Stated problem> Copy out the whole listing exactly as written, leaving the pictures behind.

Entries provided>
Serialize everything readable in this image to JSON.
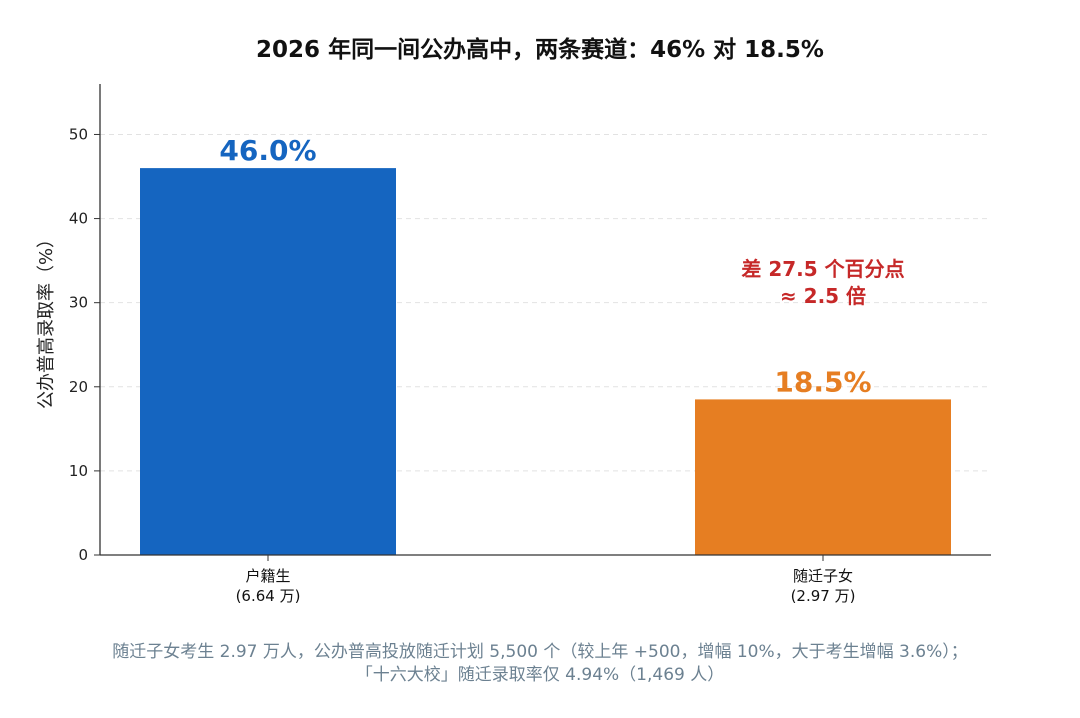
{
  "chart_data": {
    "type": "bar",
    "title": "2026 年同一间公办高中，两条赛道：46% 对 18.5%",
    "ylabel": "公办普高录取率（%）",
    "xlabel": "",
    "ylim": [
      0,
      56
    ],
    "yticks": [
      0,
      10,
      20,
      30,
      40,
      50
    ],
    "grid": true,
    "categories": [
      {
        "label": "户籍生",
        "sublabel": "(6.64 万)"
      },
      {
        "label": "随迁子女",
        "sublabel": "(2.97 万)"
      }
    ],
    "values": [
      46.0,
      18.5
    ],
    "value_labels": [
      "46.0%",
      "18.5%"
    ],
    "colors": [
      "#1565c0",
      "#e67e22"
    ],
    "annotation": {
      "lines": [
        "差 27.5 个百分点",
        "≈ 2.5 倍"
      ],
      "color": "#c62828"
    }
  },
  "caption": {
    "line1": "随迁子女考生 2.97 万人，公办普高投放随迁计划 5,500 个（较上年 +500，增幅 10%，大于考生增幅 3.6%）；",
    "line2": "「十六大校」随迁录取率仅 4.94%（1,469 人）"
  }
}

Finished exercise>
Serialize everything readable in this image to JSON.
{
  "chart_data": {
    "type": "bar",
    "title": "2026 年同一间公办高中，两条赛道：46% 对 18.5%",
    "ylabel": "公办普高录取率（%）",
    "xlabel": "",
    "ylim": [
      0,
      56
    ],
    "yticks": [
      0,
      10,
      20,
      30,
      40,
      50
    ],
    "grid": true,
    "categories": [
      {
        "label": "户籍生",
        "sublabel": "(6.64 万)"
      },
      {
        "label": "随迁子女",
        "sublabel": "(2.97 万)"
      }
    ],
    "values": [
      46.0,
      18.5
    ],
    "value_labels": [
      "46.0%",
      "18.5%"
    ],
    "colors": [
      "#1565c0",
      "#e67e22"
    ],
    "annotation": {
      "lines": [
        "差 27.5 个百分点",
        "≈ 2.5 倍"
      ],
      "color": "#c62828"
    }
  },
  "caption": {
    "line1": "随迁子女考生 2.97 万人，公办普高投放随迁计划 5,500 个（较上年 +500，增幅 10%，大于考生增幅 3.6%）；",
    "line2": "「十六大校」随迁录取率仅 4.94%（1,469 人）"
  }
}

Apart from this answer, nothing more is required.